**Task instructions**:
Which lines below hold the word "JSON"? Copy all of them.

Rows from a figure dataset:
┌──

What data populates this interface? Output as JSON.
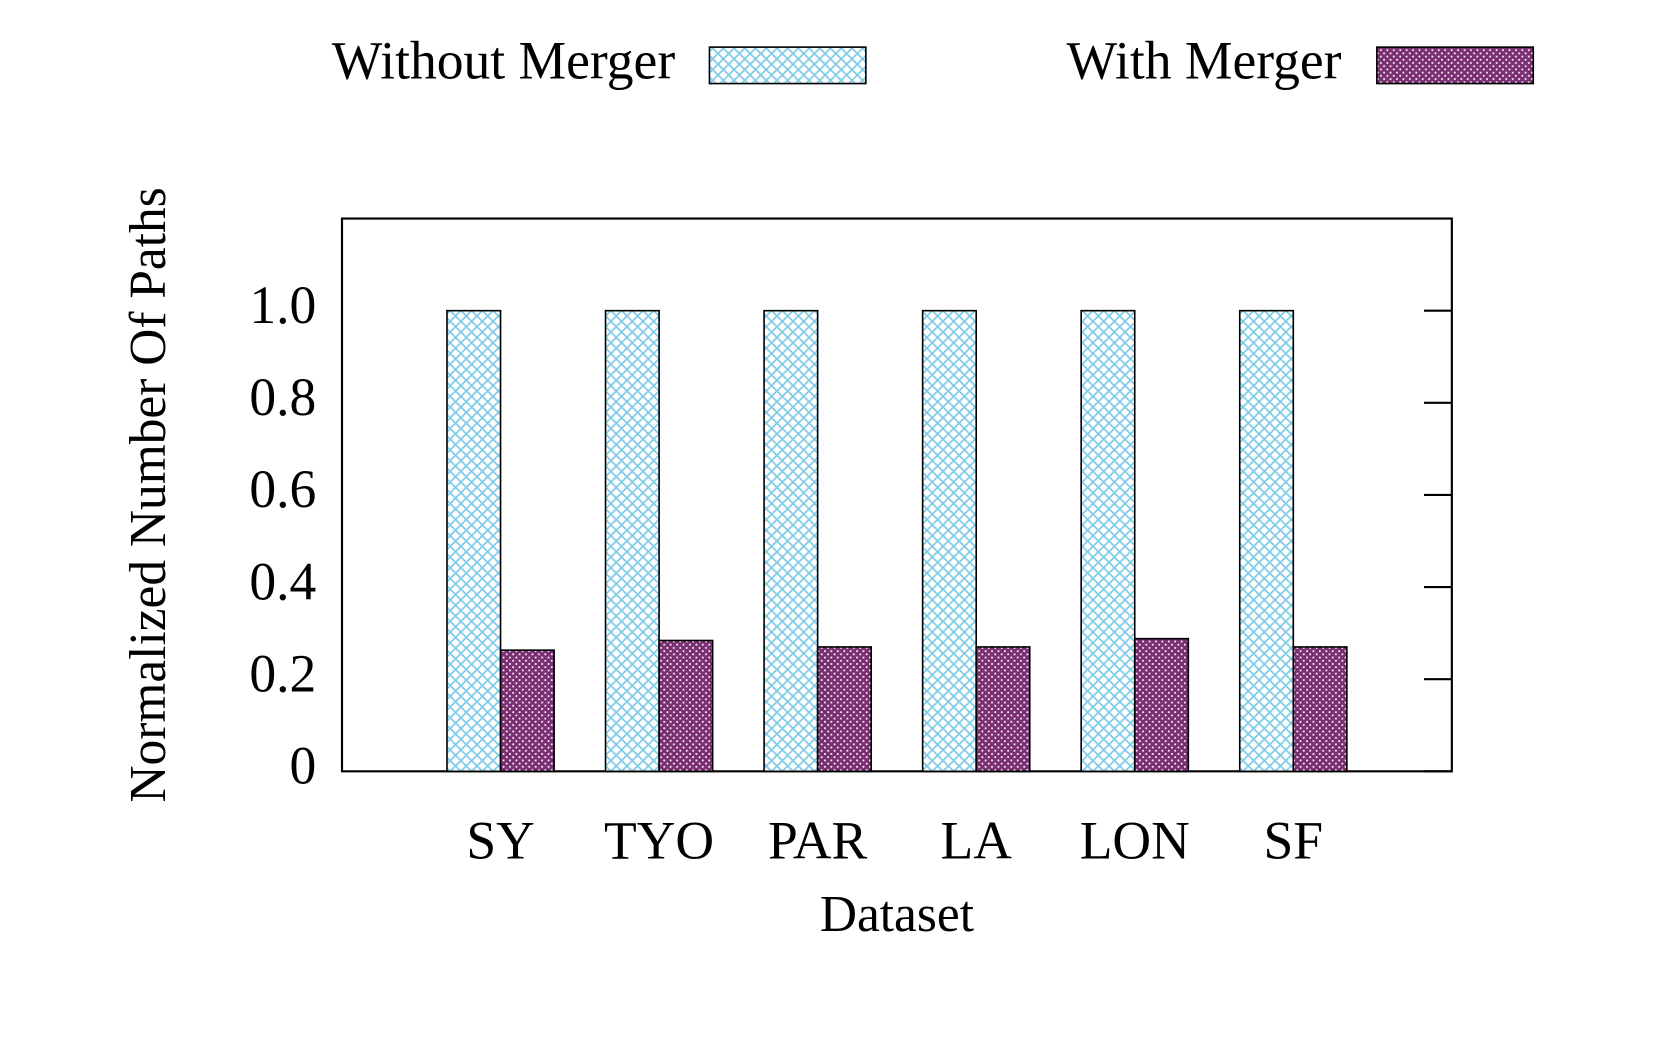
{
  "chart_data": {
    "type": "bar",
    "x_label": "Dataset",
    "y_label": "Normalized  Number  Of  Paths",
    "categories": [
      "SY",
      "TYO",
      "PAR",
      "LA",
      "LON",
      "SF"
    ],
    "series": [
      {
        "name": "Without Merger",
        "color": "#7ecbe8",
        "values": [
          1,
          1,
          1,
          1,
          1,
          1
        ]
      },
      {
        "name": "With Merger",
        "color": "#7a2f72",
        "values": [
          0.263,
          0.284,
          0.27,
          0.27,
          0.288,
          0.27
        ]
      }
    ],
    "ylim": [
      0,
      1.2
    ],
    "yticks": [
      0,
      0.2,
      0.4,
      0.6,
      0.8,
      {
        "value": 1,
        "label": "1.0"
      }
    ],
    "grid": false
  }
}
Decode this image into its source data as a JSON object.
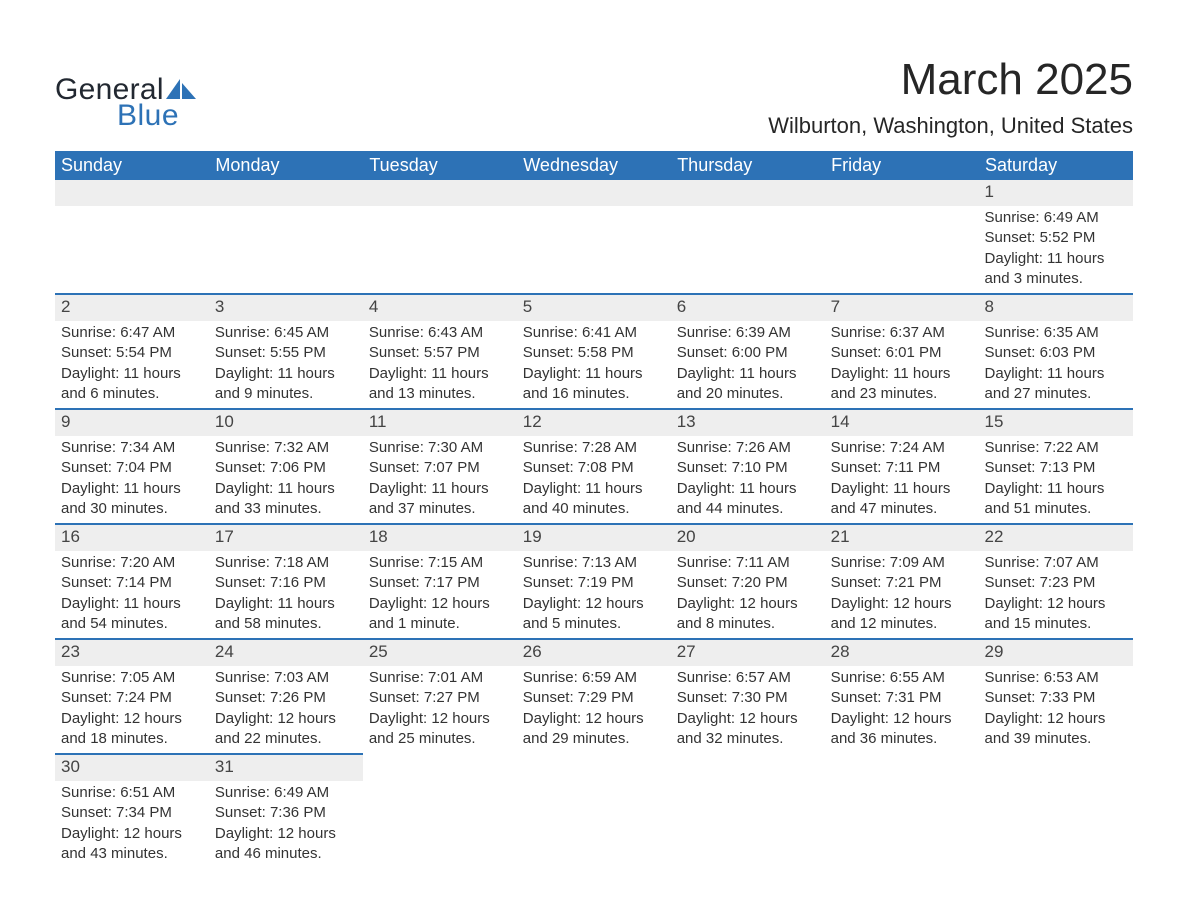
{
  "logo": {
    "word1": "General",
    "word2": "Blue",
    "shape_color": "#2d72b6",
    "word1_color": "#222831"
  },
  "title": "March 2025",
  "location": "Wilburton, Washington, United States",
  "colors": {
    "header_bg": "#2d72b6",
    "header_text": "#ffffff",
    "daynum_bg": "#eeeeee",
    "border": "#2d72b6",
    "body_text": "#333333",
    "title_text": "#262626"
  },
  "day_headers": [
    "Sunday",
    "Monday",
    "Tuesday",
    "Wednesday",
    "Thursday",
    "Friday",
    "Saturday"
  ],
  "weeks": [
    [
      null,
      null,
      null,
      null,
      null,
      null,
      {
        "n": "1",
        "sunrise": "6:49 AM",
        "sunset": "5:52 PM",
        "daylight": "11 hours and 3 minutes."
      }
    ],
    [
      {
        "n": "2",
        "sunrise": "6:47 AM",
        "sunset": "5:54 PM",
        "daylight": "11 hours and 6 minutes."
      },
      {
        "n": "3",
        "sunrise": "6:45 AM",
        "sunset": "5:55 PM",
        "daylight": "11 hours and 9 minutes."
      },
      {
        "n": "4",
        "sunrise": "6:43 AM",
        "sunset": "5:57 PM",
        "daylight": "11 hours and 13 minutes."
      },
      {
        "n": "5",
        "sunrise": "6:41 AM",
        "sunset": "5:58 PM",
        "daylight": "11 hours and 16 minutes."
      },
      {
        "n": "6",
        "sunrise": "6:39 AM",
        "sunset": "6:00 PM",
        "daylight": "11 hours and 20 minutes."
      },
      {
        "n": "7",
        "sunrise": "6:37 AM",
        "sunset": "6:01 PM",
        "daylight": "11 hours and 23 minutes."
      },
      {
        "n": "8",
        "sunrise": "6:35 AM",
        "sunset": "6:03 PM",
        "daylight": "11 hours and 27 minutes."
      }
    ],
    [
      {
        "n": "9",
        "sunrise": "7:34 AM",
        "sunset": "7:04 PM",
        "daylight": "11 hours and 30 minutes."
      },
      {
        "n": "10",
        "sunrise": "7:32 AM",
        "sunset": "7:06 PM",
        "daylight": "11 hours and 33 minutes."
      },
      {
        "n": "11",
        "sunrise": "7:30 AM",
        "sunset": "7:07 PM",
        "daylight": "11 hours and 37 minutes."
      },
      {
        "n": "12",
        "sunrise": "7:28 AM",
        "sunset": "7:08 PM",
        "daylight": "11 hours and 40 minutes."
      },
      {
        "n": "13",
        "sunrise": "7:26 AM",
        "sunset": "7:10 PM",
        "daylight": "11 hours and 44 minutes."
      },
      {
        "n": "14",
        "sunrise": "7:24 AM",
        "sunset": "7:11 PM",
        "daylight": "11 hours and 47 minutes."
      },
      {
        "n": "15",
        "sunrise": "7:22 AM",
        "sunset": "7:13 PM",
        "daylight": "11 hours and 51 minutes."
      }
    ],
    [
      {
        "n": "16",
        "sunrise": "7:20 AM",
        "sunset": "7:14 PM",
        "daylight": "11 hours and 54 minutes."
      },
      {
        "n": "17",
        "sunrise": "7:18 AM",
        "sunset": "7:16 PM",
        "daylight": "11 hours and 58 minutes."
      },
      {
        "n": "18",
        "sunrise": "7:15 AM",
        "sunset": "7:17 PM",
        "daylight": "12 hours and 1 minute."
      },
      {
        "n": "19",
        "sunrise": "7:13 AM",
        "sunset": "7:19 PM",
        "daylight": "12 hours and 5 minutes."
      },
      {
        "n": "20",
        "sunrise": "7:11 AM",
        "sunset": "7:20 PM",
        "daylight": "12 hours and 8 minutes."
      },
      {
        "n": "21",
        "sunrise": "7:09 AM",
        "sunset": "7:21 PM",
        "daylight": "12 hours and 12 minutes."
      },
      {
        "n": "22",
        "sunrise": "7:07 AM",
        "sunset": "7:23 PM",
        "daylight": "12 hours and 15 minutes."
      }
    ],
    [
      {
        "n": "23",
        "sunrise": "7:05 AM",
        "sunset": "7:24 PM",
        "daylight": "12 hours and 18 minutes."
      },
      {
        "n": "24",
        "sunrise": "7:03 AM",
        "sunset": "7:26 PM",
        "daylight": "12 hours and 22 minutes."
      },
      {
        "n": "25",
        "sunrise": "7:01 AM",
        "sunset": "7:27 PM",
        "daylight": "12 hours and 25 minutes."
      },
      {
        "n": "26",
        "sunrise": "6:59 AM",
        "sunset": "7:29 PM",
        "daylight": "12 hours and 29 minutes."
      },
      {
        "n": "27",
        "sunrise": "6:57 AM",
        "sunset": "7:30 PM",
        "daylight": "12 hours and 32 minutes."
      },
      {
        "n": "28",
        "sunrise": "6:55 AM",
        "sunset": "7:31 PM",
        "daylight": "12 hours and 36 minutes."
      },
      {
        "n": "29",
        "sunrise": "6:53 AM",
        "sunset": "7:33 PM",
        "daylight": "12 hours and 39 minutes."
      }
    ],
    [
      {
        "n": "30",
        "sunrise": "6:51 AM",
        "sunset": "7:34 PM",
        "daylight": "12 hours and 43 minutes."
      },
      {
        "n": "31",
        "sunrise": "6:49 AM",
        "sunset": "7:36 PM",
        "daylight": "12 hours and 46 minutes."
      },
      null,
      null,
      null,
      null,
      null
    ]
  ],
  "labels": {
    "sunrise": "Sunrise: ",
    "sunset": "Sunset: ",
    "daylight": "Daylight: "
  }
}
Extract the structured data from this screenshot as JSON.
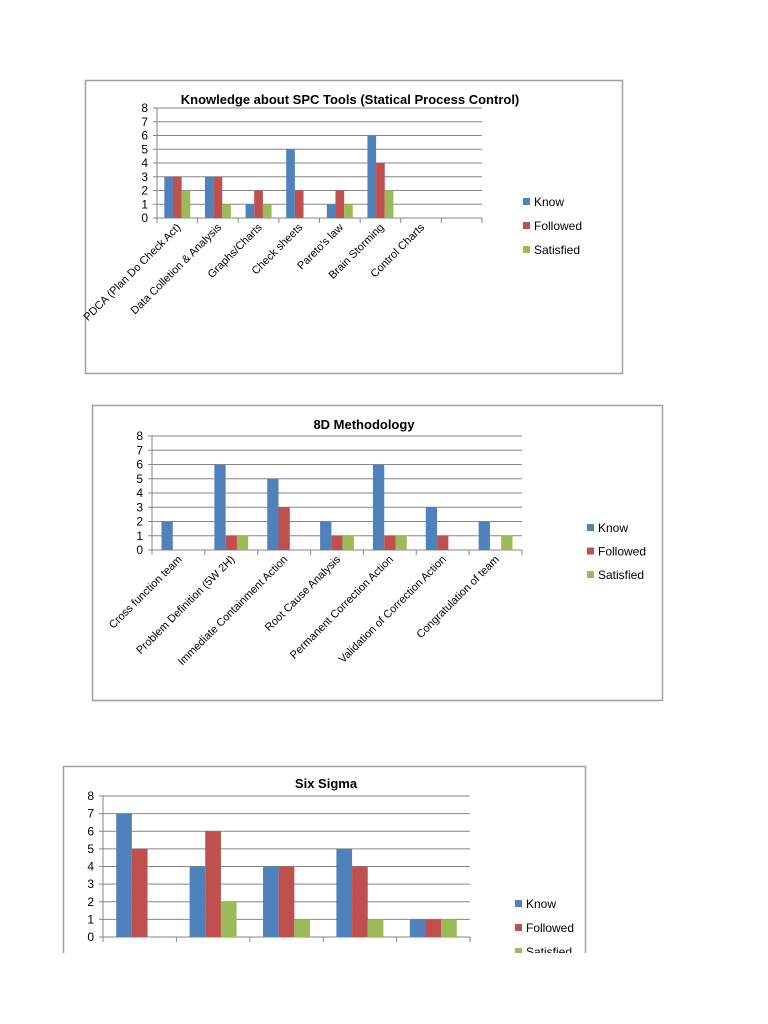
{
  "colors": {
    "Know": "#4F81BD",
    "Followed": "#C0504D",
    "Satisfied": "#9BBB59",
    "grid": "#868686",
    "border": "#A0A0A0"
  },
  "chart_data": [
    {
      "type": "bar",
      "title": "Knowledge about SPC Tools (Statical Process Control)",
      "categories": [
        "PDCA (Plan Do Check Act)",
        "Data Colletion & Analysis",
        "Graphs/Charts",
        "Check sheets",
        "Pareto's law",
        "Brain Storming",
        "Control Charts",
        ""
      ],
      "series": [
        {
          "name": "Know",
          "values": [
            3,
            3,
            1,
            5,
            1,
            6,
            0,
            0
          ]
        },
        {
          "name": "Followed",
          "values": [
            3,
            3,
            2,
            2,
            2,
            4,
            0,
            0
          ]
        },
        {
          "name": "Satisfied",
          "values": [
            2,
            1,
            1,
            0,
            1,
            2,
            0,
            0
          ]
        }
      ],
      "ylim": [
        0,
        8
      ],
      "yticks": [
        "0",
        "1",
        "2",
        "3",
        "4",
        "5",
        "6",
        "7",
        "8"
      ],
      "grid": true,
      "legend": "right"
    },
    {
      "type": "bar",
      "title": "8D Methodology",
      "categories": [
        "Cross function team",
        "Problem Definition (5W 2H)",
        "Immediate Containment Action",
        "Root Cause Analysis",
        "Permanent Correction Action",
        "Validation of Correction Action",
        "Congratulation of team"
      ],
      "series": [
        {
          "name": "Know",
          "values": [
            2,
            6,
            5,
            2,
            6,
            3,
            2
          ]
        },
        {
          "name": "Followed",
          "values": [
            0,
            1,
            3,
            1,
            1,
            1,
            0
          ]
        },
        {
          "name": "Satisfied",
          "values": [
            0,
            1,
            0,
            1,
            1,
            0,
            1
          ]
        }
      ],
      "ylim": [
        0,
        8
      ],
      "yticks": [
        "0",
        "1",
        "2",
        "3",
        "4",
        "5",
        "6",
        "7",
        "8"
      ],
      "grid": true,
      "legend": "right"
    },
    {
      "type": "bar",
      "title": "Six Sigma",
      "categories": [
        "",
        "",
        "",
        "",
        ""
      ],
      "series": [
        {
          "name": "Know",
          "values": [
            7,
            4,
            4,
            5,
            1
          ]
        },
        {
          "name": "Followed",
          "values": [
            5,
            6,
            4,
            4,
            1
          ]
        },
        {
          "name": "Satisfied",
          "values": [
            0,
            2,
            1,
            1,
            1
          ]
        }
      ],
      "ylim": [
        0,
        8
      ],
      "yticks": [
        "0",
        "1",
        "2",
        "3",
        "4",
        "5",
        "6",
        "7",
        "8"
      ],
      "grid": true,
      "legend": "right"
    }
  ]
}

└──

**Expected answer**:
What data populates this interface? Output as JSON.
Decode this image into its source data as a JSON object.
Extract the structured data from this screenshot as JSON.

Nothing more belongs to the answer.